- _Your assignment_
In the text about Ground Zero, how tall will the Freedom Tower be?

- _Excerpted passage_
━━━━━━━━━━━━━━━━━━━━

E at World Trade Center; A, C at Chambers St.; 1, 2, 3 at Chambers St.; 4, 5 at Wall St.; 2, 3, 4, 5, A, C, J, M, Z at Fulton St.-Broadway/Nassau
It's largely a construction site now—the wreckage of twisted metal, concrete and ash is long gone—but Ground Zero still draws throngs of visitors looking to pay their respects to the victims of September 11. Crowds converge at a viewing wall that runs along Church Street where the information boards detail the horrific events of 9/11 (even as tourists in knock-off FDNY T-shirts pose for photographs). Not content to focus exclusively on the past, the site makes a deliberate attempt to addressing its future: On the west side, a second exhibition shows how the World Trade Center will be redeveloped. Scale models depict the Freedom Tower, a glass-encased office block 1776 feet high, as well as Reflecting Absence—the tributary pools that will fill the footprints of the former Twin Towers. Admittedly, this consecrated ground has lost most of the more personalized tributes. Port Authority has done away with the flowers, letters and hand-painted banners but nearby, in Saint Paul’s Chapel, memorialized pews still bear the scuff marks of the 9/11 rescue workers who rested, ate and slept there.See It
The Liberty Firehouse (or "Tenhouse") at Liberty and Washington Streets still contains physical reminders of that day, including the original Liberty Street road sign.
On the anniversary of 9/11, two searchlights, placed where the Twin Towers once stood, shine pillars of light vertically up into the night sky. The anniversary is also marked by a reading of the names of those who died.

━━━━━━━━━━━━━━━━━━━━

- _Provided information_
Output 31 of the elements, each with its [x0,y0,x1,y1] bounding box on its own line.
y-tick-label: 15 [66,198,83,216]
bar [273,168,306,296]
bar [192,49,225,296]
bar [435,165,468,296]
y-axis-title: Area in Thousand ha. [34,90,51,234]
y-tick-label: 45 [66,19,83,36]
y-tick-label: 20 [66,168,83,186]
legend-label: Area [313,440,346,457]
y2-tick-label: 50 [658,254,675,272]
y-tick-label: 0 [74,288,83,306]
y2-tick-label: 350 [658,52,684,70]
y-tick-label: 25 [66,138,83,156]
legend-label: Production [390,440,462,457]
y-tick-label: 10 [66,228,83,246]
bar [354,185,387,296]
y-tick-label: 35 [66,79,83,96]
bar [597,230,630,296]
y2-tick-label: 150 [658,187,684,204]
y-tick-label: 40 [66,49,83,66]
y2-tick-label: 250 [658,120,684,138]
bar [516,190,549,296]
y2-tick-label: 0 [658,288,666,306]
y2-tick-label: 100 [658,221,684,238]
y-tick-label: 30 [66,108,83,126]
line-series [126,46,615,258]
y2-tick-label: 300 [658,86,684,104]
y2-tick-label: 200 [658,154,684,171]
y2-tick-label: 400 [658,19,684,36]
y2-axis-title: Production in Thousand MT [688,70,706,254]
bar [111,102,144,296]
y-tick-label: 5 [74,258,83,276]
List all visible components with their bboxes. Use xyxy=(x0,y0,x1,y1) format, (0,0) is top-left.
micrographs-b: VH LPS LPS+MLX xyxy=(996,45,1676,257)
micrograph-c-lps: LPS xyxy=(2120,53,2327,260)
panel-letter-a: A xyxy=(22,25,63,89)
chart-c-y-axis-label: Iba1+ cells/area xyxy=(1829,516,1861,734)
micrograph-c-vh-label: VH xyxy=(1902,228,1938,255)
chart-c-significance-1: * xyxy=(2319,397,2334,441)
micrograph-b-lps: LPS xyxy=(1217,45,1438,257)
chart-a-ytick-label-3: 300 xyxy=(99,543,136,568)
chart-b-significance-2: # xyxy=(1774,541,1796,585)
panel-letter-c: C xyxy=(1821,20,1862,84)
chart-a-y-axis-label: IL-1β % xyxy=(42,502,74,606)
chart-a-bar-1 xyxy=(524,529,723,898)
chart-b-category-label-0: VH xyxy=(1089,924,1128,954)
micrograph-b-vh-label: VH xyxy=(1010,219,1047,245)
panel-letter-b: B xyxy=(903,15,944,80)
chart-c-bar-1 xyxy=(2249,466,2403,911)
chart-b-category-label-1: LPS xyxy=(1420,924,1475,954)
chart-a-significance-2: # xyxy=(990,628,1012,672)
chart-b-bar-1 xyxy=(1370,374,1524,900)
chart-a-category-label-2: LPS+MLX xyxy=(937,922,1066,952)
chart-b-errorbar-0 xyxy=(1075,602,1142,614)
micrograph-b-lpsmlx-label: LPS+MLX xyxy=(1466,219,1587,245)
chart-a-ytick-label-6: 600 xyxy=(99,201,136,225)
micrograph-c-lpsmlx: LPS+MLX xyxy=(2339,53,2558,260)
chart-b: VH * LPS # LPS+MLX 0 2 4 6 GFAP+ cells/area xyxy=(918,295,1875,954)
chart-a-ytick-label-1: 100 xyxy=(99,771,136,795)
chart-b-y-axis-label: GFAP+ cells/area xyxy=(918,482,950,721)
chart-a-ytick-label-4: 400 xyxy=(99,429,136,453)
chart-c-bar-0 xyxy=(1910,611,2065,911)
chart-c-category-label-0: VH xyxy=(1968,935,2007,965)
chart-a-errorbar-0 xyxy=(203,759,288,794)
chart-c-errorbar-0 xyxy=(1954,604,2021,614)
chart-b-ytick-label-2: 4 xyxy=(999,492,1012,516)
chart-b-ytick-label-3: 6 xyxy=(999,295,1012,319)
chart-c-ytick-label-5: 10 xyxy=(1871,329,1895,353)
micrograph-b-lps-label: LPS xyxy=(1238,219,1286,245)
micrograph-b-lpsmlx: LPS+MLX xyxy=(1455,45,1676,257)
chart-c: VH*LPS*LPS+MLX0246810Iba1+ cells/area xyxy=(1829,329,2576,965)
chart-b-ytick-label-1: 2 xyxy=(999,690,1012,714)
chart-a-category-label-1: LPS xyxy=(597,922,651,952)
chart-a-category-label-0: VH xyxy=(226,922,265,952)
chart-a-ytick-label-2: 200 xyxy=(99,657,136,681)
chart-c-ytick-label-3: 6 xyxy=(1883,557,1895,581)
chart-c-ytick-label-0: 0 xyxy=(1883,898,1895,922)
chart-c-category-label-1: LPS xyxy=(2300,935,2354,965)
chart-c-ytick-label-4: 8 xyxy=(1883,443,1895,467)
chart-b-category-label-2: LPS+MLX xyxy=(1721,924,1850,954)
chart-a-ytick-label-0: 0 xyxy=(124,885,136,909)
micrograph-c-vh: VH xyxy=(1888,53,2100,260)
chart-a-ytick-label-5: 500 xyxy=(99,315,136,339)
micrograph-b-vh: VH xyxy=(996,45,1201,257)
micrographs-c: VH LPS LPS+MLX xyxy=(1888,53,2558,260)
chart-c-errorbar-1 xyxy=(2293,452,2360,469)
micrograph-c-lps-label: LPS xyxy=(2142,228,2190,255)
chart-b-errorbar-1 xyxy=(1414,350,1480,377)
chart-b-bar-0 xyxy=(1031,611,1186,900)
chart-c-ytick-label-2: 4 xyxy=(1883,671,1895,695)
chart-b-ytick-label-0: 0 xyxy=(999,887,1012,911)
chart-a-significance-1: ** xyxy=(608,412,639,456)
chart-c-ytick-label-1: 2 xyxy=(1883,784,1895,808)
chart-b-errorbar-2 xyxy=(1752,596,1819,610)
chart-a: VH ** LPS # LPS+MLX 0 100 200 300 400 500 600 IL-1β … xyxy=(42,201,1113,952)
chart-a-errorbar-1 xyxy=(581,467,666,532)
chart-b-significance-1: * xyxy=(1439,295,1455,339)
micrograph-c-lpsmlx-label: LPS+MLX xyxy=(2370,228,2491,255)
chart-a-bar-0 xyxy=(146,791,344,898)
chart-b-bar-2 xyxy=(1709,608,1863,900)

━━━━━━━━━━━━━━━━━━━━

- _Solution to the problem_
1776 feet high.